For the copy, please give all of the data again exactly and leave the pictures out.

══════

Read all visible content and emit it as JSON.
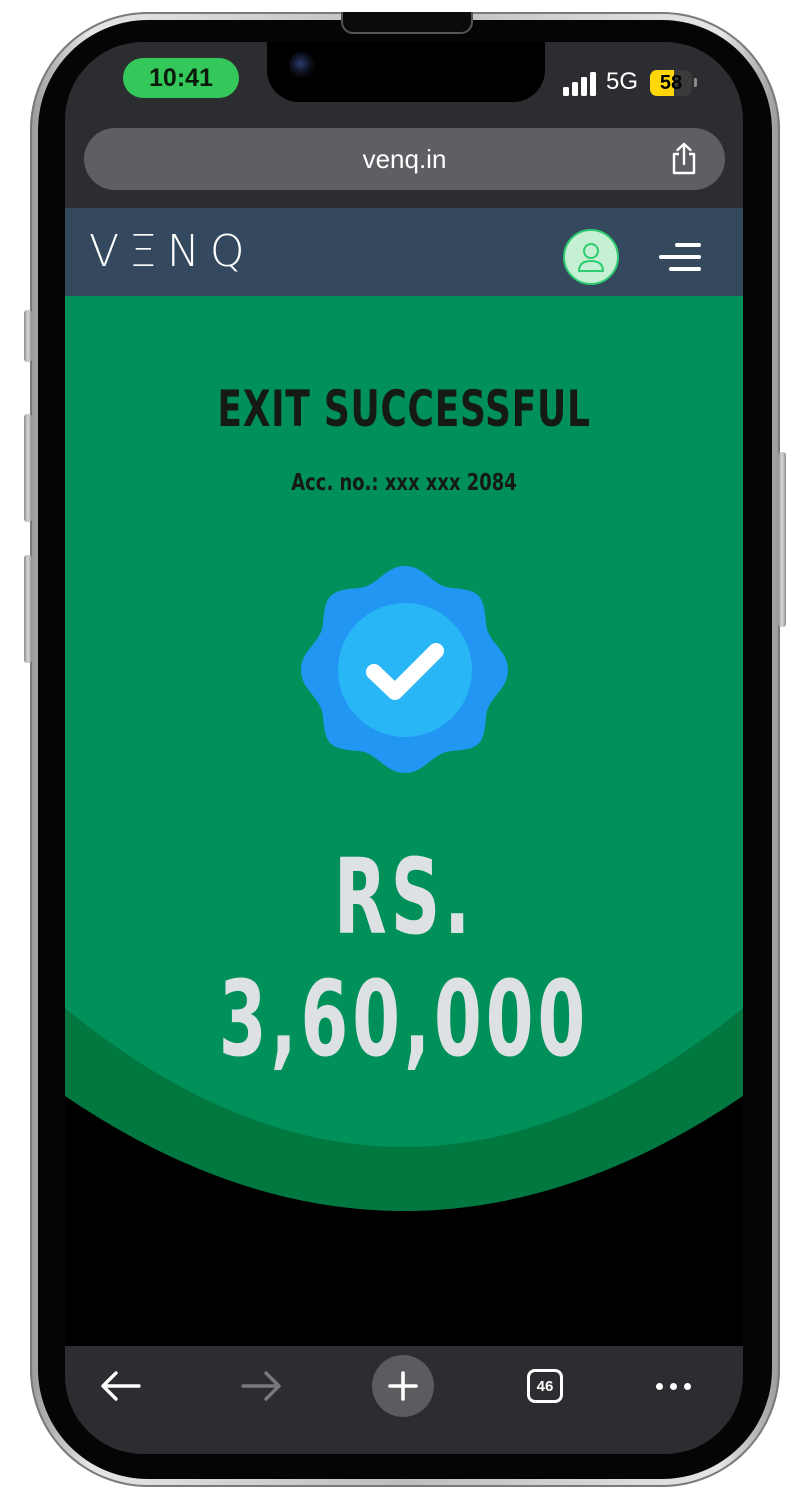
{
  "status_bar": {
    "time": "10:41",
    "network": "5G",
    "battery": "58",
    "battery_level": 0.58
  },
  "browser": {
    "url": "venq.in"
  },
  "app": {
    "logo": "VΞNQ"
  },
  "hero": {
    "title": "EXIT SUCCESSFUL",
    "account": "Acc. no.: xxx xxx 2084",
    "amount": "RS. 3,60,000"
  },
  "toolbar": {
    "tabs_count": "46"
  },
  "colors": {
    "header": "#34495e",
    "hero_green": "#00905a",
    "hero_dark_green": "#007840",
    "badge_outer": "#2196f3",
    "badge_inner": "#29b6f6",
    "status_pill": "#34c759",
    "battery_yellow": "#ffd60a"
  }
}
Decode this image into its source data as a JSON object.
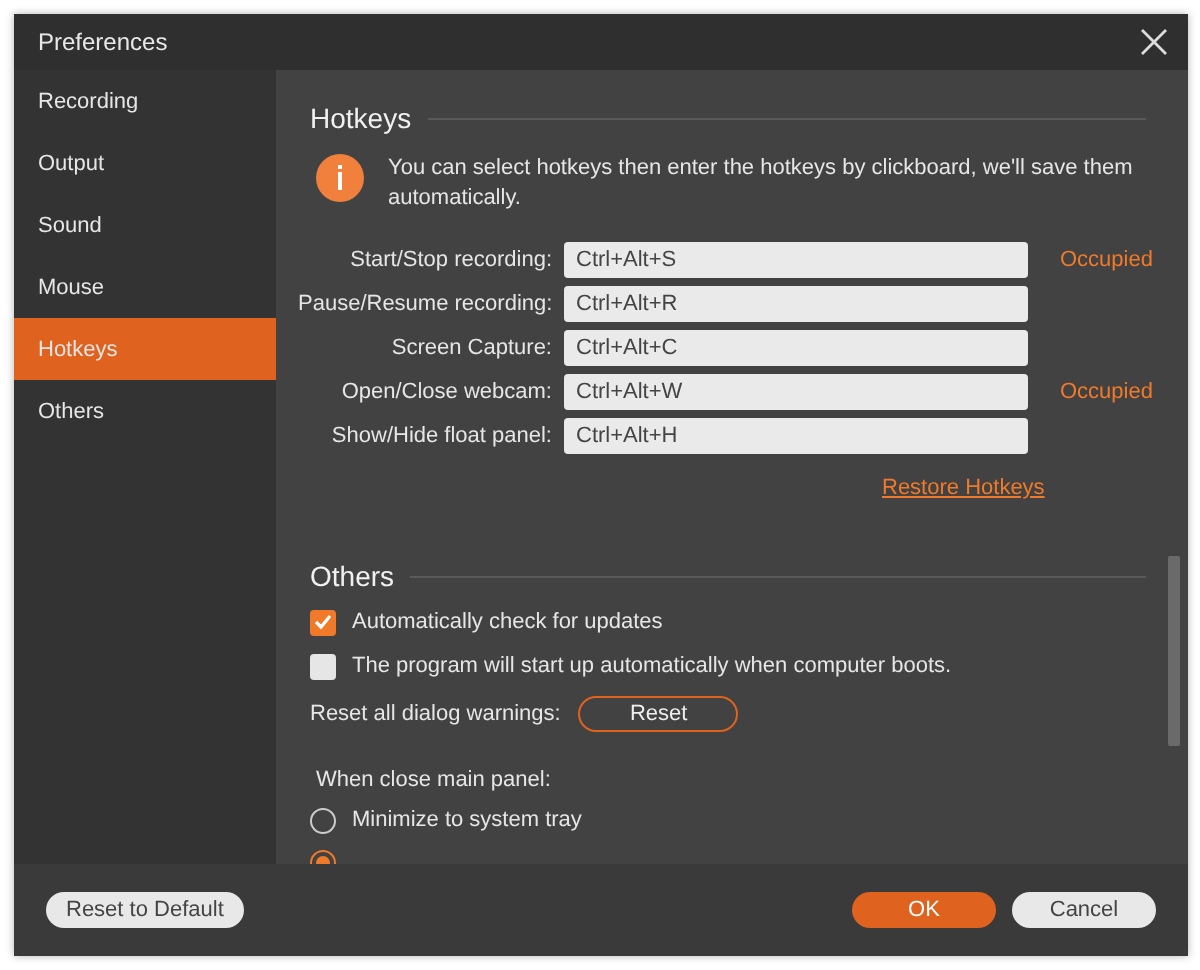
{
  "window": {
    "title": "Preferences"
  },
  "sidebar": {
    "items": [
      {
        "label": "Recording",
        "selected": false
      },
      {
        "label": "Output",
        "selected": false
      },
      {
        "label": "Sound",
        "selected": false
      },
      {
        "label": "Mouse",
        "selected": false
      },
      {
        "label": "Hotkeys",
        "selected": true
      },
      {
        "label": "Others",
        "selected": false
      }
    ]
  },
  "hotkeys": {
    "title": "Hotkeys",
    "info": "You can select hotkeys then enter the hotkeys by clickboard, we'll save them automatically.",
    "rows": [
      {
        "label": "Start/Stop recording:",
        "value": "Ctrl+Alt+S",
        "status": "Occupied"
      },
      {
        "label": "Pause/Resume recording:",
        "value": "Ctrl+Alt+R"
      },
      {
        "label": "Screen Capture:",
        "value": "Ctrl+Alt+C"
      },
      {
        "label": "Open/Close webcam:",
        "value": "Ctrl+Alt+W",
        "status": "Occupied"
      },
      {
        "label": "Show/Hide float panel:",
        "value": "Ctrl+Alt+H"
      }
    ],
    "restore_link": "Restore Hotkeys"
  },
  "others": {
    "title": "Others",
    "checkboxes": [
      {
        "label": "Automatically check for updates",
        "checked": true
      },
      {
        "label": "The program will start up automatically when computer boots.",
        "checked": false
      }
    ],
    "reset_label": "Reset all dialog warnings:",
    "reset_button": "Reset",
    "close_label": "When close main panel:",
    "radios": [
      {
        "label": "Minimize to system tray",
        "selected": false
      },
      {
        "selected": true
      }
    ]
  },
  "footer": {
    "reset_default": "Reset to Default",
    "ok": "OK",
    "cancel": "Cancel"
  }
}
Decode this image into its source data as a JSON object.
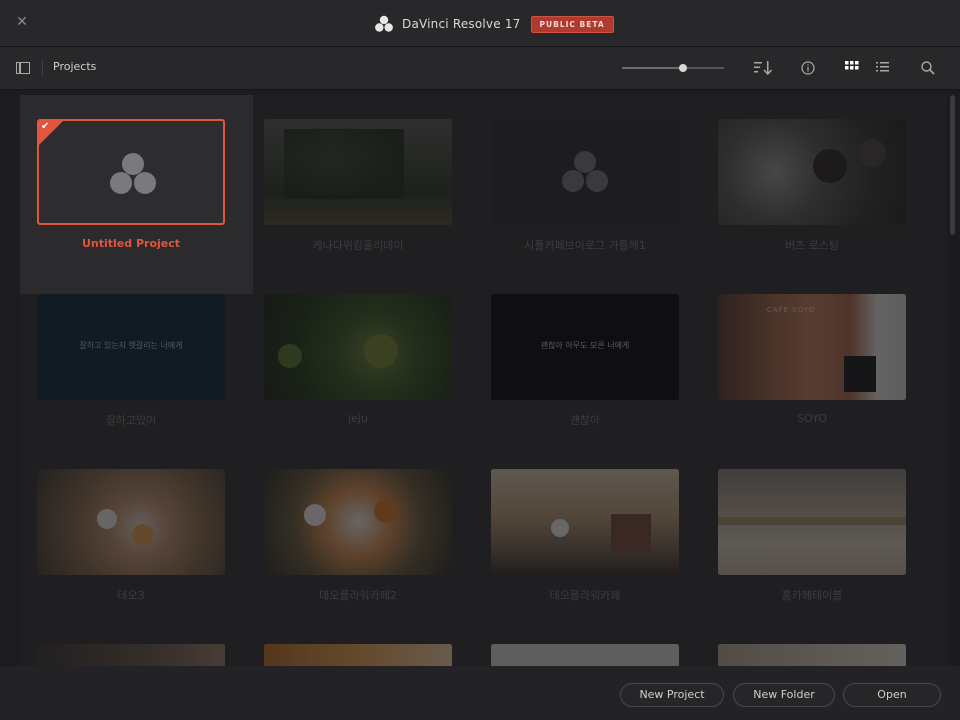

══════

The response
Read all visible content and emit it as JSON.
{
  "status_bar": {
    "time": "10:41",
    "network": "5G",
    "battery": "58",
    "battery_level": 0.58
  },
  "browser": {
    "url": "venq.in"
  },
  "app": {
    "logo": "VΞNQ"
  },
  "hero": {
    "title": "EXIT SUCCESSFUL",
    "account": "Acc. no.: xxx xxx 2084",
    "amount": "RS. 3,60,000"
  },
  "toolbar": {
    "tabs_count": "46"
  },
  "colors": {
    "header": "#34495e",
    "hero_green": "#00905a",
    "hero_dark_green": "#007840",
    "badge_outer": "#2196f3",
    "badge_inner": "#29b6f6",
    "status_pill": "#34c759",
    "battery_yellow": "#ffd60a"
  }
}
Decode this image into its source data as a JSON object.
{
  "window": {
    "title": "Preferences"
  },
  "sidebar": {
    "items": [
      {
        "label": "Recording",
        "selected": false
      },
      {
        "label": "Output",
        "selected": false
      },
      {
        "label": "Sound",
        "selected": false
      },
      {
        "label": "Mouse",
        "selected": false
      },
      {
        "label": "Hotkeys",
        "selected": true
      },
      {
        "label": "Others",
        "selected": false
      }
    ]
  },
  "hotkeys": {
    "title": "Hotkeys",
    "info": "You can select hotkeys then enter the hotkeys by clickboard, we'll save them automatically.",
    "rows": [
      {
        "label": "Start/Stop recording:",
        "value": "Ctrl+Alt+S",
        "status": "Occupied"
      },
      {
        "label": "Pause/Resume recording:",
        "value": "Ctrl+Alt+R"
      },
      {
        "label": "Screen Capture:",
        "value": "Ctrl+Alt+C"
      },
      {
        "label": "Open/Close webcam:",
        "value": "Ctrl+Alt+W",
        "status": "Occupied"
      },
      {
        "label": "Show/Hide float panel:",
        "value": "Ctrl+Alt+H"
      }
    ],
    "restore_link": "Restore Hotkeys"
  },
  "others": {
    "title": "Others",
    "checkboxes": [
      {
        "label": "Automatically check for updates",
        "checked": true
      },
      {
        "label": "The program will start up automatically when computer boots.",
        "checked": false
      }
    ],
    "reset_label": "Reset all dialog warnings:",
    "reset_button": "Reset",
    "close_label": "When close main panel:",
    "radios": [
      {
        "label": "Minimize to system tray",
        "selected": false
      },
      {
        "selected": true
      }
    ]
  },
  "footer": {
    "reset_default": "Reset to Default",
    "ok": "OK",
    "cancel": "Cancel"
  }
}
Decode this image into its source data as a JSON object.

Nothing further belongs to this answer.